INSTRUCTIONS –
1. According to the database post, which relational database system was the first to be sold commercially?
2. From the database post, output everything from "What about NoSQL?" down to "tolerance, and speed.".

DOCUMENT EXCERPT –
What I would change if I saw your database

This post briefly covers the history of databases, transaction fundamentals, and then proceeds to explain what I would change if I saw your database. It is highly-opinionated, and based on decades of experience in working with relational databases.

History

The term relational database was Invented by E. F. Codd at IBM in 1970 in his paper “A Relational Model of Data for Large Shared Data Banks.” The first commercially available RDBMS was Oracle, released in 1979 by Relational Software, now Oracle Corporation. Currently, the most popular relational databases are: Oracle, MySql, Microsoft SQL Server, PostgreSQL, DB2, SQLite, Sybase. They all use a variant of SQL. My personal favorite database is PostreSQL. It is free, open-source, and most faithfully implements ANSI-SQL.

Relational Databases Today

The relational database can provide the right persistence solution for most business needs. They are extraordinarily fast and reliable. They can manage petabyte scale data. There are plenty of tools written for them. They are simple to use. Right or wrong, they are also one of the most common enterprise integration patterns.

The Advent of NoSQL

What about NoSQL?

NoSQL solutions provide a viable alternative persistence solution, depending on your needs.

Many NoSQL solutions are distributed by design, thus horizontally scalable. They often compromise consistency (CAP theorem) in favor of availability, partition tolerance, and speed.

INFORMATION SUPPLIED –
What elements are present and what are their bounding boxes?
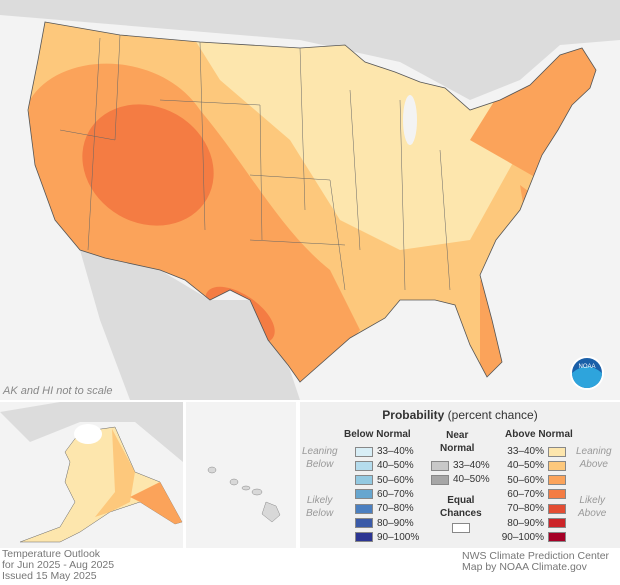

RESPONSE LIST –
1. Oracle, released in 1979 by Relational Software.

2.
What about NoSQL?

NoSQL solutions provide a viable alternative persistence solution, depending on your needs.

Many NoSQL solutions are distributed by design, thus horizontally scalable. They often compromise consistency (CAP theorem) in favor of availability, partition tolerance, and speed.